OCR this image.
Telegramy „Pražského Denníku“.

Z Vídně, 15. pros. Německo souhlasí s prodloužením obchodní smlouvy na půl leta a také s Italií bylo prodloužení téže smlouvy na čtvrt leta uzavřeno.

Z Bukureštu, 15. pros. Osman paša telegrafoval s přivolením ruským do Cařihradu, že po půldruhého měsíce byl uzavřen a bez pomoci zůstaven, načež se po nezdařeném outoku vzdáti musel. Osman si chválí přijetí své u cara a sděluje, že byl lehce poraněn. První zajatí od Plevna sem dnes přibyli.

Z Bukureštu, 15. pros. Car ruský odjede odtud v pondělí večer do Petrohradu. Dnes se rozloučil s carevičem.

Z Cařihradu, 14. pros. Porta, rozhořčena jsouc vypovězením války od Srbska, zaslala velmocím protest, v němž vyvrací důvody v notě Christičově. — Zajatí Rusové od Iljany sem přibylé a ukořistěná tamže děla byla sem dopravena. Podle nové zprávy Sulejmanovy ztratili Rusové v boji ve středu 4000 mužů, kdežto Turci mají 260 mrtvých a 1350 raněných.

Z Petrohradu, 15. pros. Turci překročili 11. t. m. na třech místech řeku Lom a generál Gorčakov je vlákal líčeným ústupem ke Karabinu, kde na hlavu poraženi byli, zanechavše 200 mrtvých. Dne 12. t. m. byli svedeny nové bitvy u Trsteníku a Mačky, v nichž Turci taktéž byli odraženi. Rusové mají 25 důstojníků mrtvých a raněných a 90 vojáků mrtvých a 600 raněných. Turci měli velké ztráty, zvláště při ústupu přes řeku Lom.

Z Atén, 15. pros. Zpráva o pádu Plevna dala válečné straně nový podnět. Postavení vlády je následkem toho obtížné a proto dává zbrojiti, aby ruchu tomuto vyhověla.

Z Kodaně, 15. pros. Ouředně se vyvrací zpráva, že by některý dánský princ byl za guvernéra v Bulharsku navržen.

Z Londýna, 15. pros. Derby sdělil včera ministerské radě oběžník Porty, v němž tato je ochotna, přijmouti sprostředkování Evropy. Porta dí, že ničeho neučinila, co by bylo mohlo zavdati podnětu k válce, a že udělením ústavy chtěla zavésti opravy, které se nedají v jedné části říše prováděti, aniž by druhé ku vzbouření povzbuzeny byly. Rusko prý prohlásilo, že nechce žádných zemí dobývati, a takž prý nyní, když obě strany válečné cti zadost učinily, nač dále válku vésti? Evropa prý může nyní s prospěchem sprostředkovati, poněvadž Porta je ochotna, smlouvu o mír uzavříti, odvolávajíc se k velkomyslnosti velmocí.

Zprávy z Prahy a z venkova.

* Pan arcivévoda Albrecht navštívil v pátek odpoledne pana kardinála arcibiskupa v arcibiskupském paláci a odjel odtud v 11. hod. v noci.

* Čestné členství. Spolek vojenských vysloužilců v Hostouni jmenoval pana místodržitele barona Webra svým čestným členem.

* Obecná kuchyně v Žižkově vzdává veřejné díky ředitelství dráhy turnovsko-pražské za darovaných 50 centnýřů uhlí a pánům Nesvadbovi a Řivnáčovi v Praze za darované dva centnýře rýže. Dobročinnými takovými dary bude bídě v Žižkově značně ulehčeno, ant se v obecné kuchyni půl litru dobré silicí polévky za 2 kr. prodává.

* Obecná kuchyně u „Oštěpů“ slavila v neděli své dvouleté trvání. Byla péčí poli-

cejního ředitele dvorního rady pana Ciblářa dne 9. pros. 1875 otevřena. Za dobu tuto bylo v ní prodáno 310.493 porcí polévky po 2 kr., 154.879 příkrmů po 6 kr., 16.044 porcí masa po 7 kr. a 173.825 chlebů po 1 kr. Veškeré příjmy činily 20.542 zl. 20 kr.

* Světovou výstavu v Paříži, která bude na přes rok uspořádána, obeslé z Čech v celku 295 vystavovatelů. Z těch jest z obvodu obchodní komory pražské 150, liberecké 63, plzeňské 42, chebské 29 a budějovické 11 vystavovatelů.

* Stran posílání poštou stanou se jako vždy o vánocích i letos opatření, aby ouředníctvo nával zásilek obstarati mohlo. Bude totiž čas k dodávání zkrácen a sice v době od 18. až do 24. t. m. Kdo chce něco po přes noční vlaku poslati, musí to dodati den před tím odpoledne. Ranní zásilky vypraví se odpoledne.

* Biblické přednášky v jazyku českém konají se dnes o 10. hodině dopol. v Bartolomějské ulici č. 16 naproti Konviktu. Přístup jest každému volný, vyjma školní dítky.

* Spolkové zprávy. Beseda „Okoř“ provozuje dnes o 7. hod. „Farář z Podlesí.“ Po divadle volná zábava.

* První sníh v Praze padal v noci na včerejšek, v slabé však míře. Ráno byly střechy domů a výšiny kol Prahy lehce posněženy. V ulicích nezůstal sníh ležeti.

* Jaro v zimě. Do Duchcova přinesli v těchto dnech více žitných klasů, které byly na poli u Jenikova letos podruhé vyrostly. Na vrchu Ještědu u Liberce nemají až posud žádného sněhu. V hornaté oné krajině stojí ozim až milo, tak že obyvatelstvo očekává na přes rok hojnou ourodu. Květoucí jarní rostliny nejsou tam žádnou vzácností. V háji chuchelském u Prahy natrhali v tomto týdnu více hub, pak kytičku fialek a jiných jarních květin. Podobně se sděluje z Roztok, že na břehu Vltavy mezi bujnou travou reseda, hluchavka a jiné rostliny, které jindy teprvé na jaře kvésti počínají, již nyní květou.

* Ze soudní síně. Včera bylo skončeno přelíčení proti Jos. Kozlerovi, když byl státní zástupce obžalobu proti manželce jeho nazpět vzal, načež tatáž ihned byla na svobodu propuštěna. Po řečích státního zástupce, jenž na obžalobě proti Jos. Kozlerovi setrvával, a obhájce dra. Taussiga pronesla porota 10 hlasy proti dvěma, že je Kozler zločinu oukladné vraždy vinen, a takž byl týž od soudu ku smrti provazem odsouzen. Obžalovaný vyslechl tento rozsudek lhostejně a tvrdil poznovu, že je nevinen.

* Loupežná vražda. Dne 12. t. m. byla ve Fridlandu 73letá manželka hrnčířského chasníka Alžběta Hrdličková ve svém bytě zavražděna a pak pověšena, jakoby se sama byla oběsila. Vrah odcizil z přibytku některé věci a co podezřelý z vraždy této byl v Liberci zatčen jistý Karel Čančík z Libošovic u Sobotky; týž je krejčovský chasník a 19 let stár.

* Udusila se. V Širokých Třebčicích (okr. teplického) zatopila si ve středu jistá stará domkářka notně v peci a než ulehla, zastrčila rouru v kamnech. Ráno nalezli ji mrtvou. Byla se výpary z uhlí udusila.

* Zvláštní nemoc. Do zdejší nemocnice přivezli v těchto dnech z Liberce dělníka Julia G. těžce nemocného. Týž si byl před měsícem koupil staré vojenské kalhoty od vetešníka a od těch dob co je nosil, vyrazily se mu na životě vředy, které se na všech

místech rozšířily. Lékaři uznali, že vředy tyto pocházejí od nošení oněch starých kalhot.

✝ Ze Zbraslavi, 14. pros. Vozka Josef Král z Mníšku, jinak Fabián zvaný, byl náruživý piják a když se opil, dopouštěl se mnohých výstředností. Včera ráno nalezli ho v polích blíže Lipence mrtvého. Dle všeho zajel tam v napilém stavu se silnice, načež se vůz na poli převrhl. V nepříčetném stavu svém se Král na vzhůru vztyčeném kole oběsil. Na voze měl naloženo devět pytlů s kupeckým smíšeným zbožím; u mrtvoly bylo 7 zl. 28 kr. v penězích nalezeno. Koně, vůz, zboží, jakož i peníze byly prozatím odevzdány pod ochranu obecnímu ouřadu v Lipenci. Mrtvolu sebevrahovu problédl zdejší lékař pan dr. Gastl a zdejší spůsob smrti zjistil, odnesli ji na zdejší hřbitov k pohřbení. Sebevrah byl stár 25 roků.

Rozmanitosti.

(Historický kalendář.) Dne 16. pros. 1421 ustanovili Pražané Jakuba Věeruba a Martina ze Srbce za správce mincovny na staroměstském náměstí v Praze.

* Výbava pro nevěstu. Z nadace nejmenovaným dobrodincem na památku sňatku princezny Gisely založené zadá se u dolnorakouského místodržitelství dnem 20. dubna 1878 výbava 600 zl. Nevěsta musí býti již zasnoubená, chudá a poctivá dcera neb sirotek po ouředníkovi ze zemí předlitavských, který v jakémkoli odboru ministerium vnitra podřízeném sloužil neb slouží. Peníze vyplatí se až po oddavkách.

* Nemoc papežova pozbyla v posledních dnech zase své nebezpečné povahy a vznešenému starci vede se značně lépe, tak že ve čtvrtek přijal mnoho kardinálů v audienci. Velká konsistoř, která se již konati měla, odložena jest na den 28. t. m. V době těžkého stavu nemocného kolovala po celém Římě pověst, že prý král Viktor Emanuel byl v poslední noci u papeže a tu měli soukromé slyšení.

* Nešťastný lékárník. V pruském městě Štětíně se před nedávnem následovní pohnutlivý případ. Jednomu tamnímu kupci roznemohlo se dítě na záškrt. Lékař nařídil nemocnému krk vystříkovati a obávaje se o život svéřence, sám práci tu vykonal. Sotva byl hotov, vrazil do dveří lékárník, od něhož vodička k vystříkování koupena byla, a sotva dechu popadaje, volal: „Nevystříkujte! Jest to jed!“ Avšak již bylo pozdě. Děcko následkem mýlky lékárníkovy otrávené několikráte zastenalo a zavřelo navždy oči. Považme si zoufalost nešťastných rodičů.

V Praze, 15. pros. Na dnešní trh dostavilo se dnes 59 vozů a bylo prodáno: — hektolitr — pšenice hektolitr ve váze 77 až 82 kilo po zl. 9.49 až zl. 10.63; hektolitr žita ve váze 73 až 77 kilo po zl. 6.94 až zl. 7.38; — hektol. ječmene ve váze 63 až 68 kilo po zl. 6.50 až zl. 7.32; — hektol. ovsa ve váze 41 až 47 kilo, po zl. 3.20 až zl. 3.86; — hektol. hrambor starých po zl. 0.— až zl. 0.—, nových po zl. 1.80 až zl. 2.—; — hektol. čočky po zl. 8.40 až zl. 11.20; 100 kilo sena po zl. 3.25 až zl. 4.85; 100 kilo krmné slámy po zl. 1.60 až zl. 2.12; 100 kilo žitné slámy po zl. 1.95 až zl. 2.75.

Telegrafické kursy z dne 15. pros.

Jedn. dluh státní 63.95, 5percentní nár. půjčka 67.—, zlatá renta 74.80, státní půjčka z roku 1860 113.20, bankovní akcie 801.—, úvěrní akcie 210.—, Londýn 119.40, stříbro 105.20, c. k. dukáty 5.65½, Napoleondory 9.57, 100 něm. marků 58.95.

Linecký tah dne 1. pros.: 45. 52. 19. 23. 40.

---

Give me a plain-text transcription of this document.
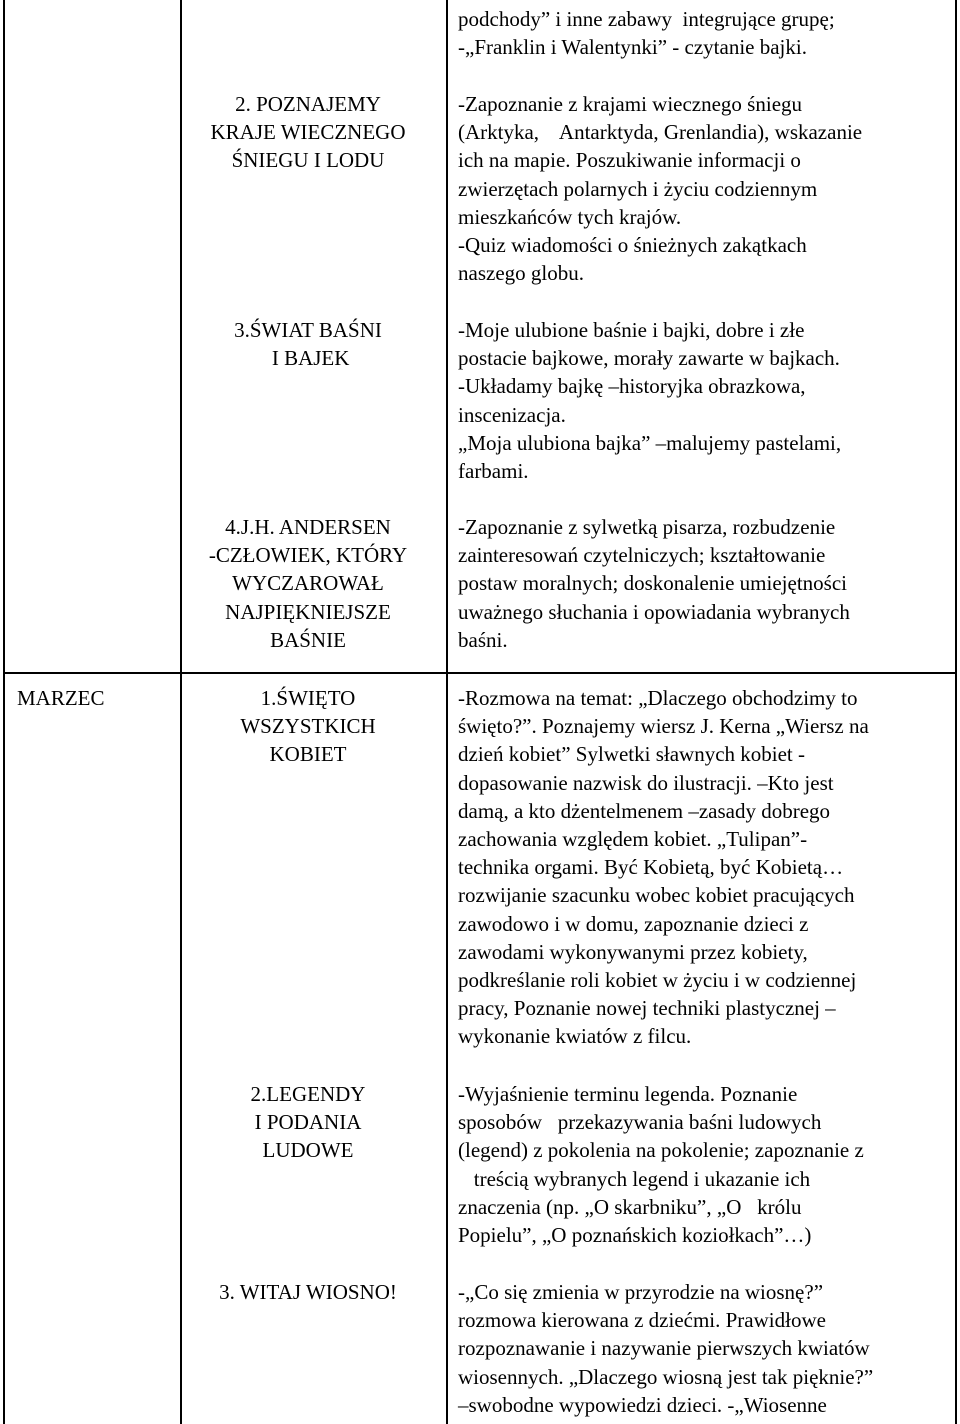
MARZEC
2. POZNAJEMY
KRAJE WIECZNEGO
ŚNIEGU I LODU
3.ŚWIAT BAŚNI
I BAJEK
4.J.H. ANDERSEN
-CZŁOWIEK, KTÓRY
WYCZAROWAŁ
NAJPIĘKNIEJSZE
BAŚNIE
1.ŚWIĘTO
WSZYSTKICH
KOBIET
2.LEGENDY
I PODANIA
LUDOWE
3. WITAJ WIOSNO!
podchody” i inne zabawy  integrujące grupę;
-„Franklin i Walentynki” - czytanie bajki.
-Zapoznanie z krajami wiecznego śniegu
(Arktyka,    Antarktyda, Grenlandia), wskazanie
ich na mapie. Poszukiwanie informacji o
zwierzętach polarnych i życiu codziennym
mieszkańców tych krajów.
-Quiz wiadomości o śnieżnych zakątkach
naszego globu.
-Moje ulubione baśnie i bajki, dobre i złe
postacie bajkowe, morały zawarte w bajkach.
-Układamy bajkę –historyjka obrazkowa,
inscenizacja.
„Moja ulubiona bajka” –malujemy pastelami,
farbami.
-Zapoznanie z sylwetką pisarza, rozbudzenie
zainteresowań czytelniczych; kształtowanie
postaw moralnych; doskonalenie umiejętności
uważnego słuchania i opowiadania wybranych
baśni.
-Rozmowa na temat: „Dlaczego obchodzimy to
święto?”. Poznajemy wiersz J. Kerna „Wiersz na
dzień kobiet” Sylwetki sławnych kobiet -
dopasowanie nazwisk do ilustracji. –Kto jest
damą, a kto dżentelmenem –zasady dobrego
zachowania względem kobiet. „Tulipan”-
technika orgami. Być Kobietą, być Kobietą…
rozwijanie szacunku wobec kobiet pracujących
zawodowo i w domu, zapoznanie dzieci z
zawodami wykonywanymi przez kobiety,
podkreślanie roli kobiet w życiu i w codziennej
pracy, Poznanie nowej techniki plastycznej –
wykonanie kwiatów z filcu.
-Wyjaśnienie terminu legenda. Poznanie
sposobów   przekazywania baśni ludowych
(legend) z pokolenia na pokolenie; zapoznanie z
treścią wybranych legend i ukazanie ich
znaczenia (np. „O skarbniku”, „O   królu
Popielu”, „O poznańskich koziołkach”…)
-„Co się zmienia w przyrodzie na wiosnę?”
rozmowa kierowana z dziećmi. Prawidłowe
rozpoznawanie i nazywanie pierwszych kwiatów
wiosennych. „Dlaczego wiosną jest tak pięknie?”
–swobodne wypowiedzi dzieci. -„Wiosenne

...

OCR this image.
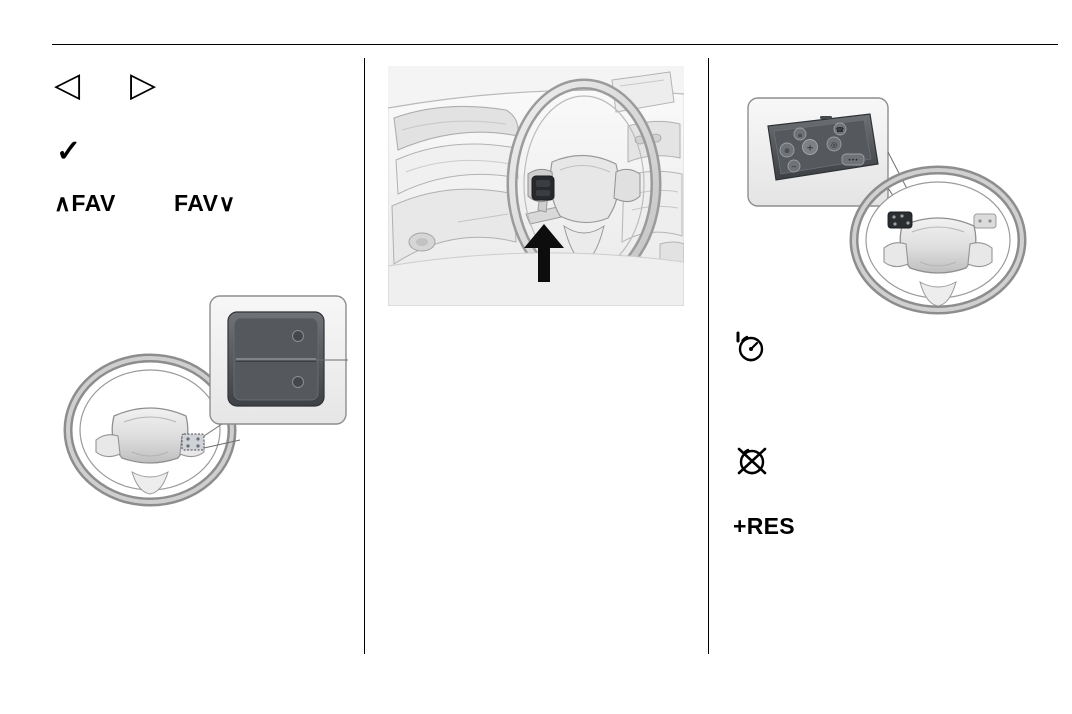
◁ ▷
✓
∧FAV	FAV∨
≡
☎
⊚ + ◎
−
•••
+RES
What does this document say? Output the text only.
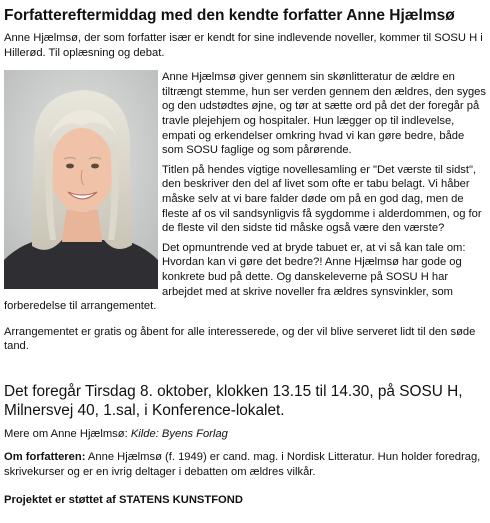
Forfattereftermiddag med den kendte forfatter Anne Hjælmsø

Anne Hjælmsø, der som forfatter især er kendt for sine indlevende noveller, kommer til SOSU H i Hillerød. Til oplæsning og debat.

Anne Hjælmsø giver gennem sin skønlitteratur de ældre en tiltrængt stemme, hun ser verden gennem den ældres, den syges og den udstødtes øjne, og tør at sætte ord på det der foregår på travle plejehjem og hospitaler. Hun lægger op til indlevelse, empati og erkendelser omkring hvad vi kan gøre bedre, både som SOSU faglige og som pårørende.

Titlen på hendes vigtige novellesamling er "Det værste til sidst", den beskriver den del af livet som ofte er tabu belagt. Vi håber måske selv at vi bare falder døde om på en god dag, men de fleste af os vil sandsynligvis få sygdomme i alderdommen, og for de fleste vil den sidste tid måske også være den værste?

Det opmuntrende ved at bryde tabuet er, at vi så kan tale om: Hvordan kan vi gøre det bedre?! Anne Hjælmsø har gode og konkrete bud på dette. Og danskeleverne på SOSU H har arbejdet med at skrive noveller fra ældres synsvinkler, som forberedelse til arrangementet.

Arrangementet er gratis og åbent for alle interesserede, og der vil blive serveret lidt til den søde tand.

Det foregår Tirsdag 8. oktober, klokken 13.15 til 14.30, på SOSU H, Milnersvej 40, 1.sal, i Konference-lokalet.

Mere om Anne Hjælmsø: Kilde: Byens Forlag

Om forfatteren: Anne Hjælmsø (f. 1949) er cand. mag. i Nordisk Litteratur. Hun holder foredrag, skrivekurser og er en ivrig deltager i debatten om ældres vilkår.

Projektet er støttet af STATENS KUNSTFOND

= WHAT YOU SHOULD DO =
Copy each line that contains the word "vraždy".

= COMPLETE ANSWER =
* Ze soudní síně. Včera bylo skončeno přelíčení proti Jos. Kozlerovi, když byl státní zástupce obžalobu proti manželce jeho nazpět vzal, načež tatáž ihned byla na svobodu propuštěna. Po řečích státního zástupce, jenž na obžalobě proti Jos. Kozlerovi setrvával, a obhájce dra. Taussiga pronesla porota 10 hlasy proti dvěma, že je Kozler zločinu oukladné vraždy vinen, a takž byl týž od soudu ku smrti provazem odsouzen. Obžalovaný vyslechl tento rozsudek lhostejně a tvrdil poznovu, že je nevinen.
* Loupežná vražda. Dne 12. t. m. byla ve Fridlandu 73letá manželka hrnčířského chasníka Alžběta Hrdličková ve svém bytě zavražděna a pak pověšena, jakoby se sama byla oběsila. Vrah odcizil z přibytku některé věci a co podezřelý z vraždy této byl v Liberci zatčen jistý Karel Čančík z Libošovic u Sobotky; týž je krejčovský chasník a 19 let stár.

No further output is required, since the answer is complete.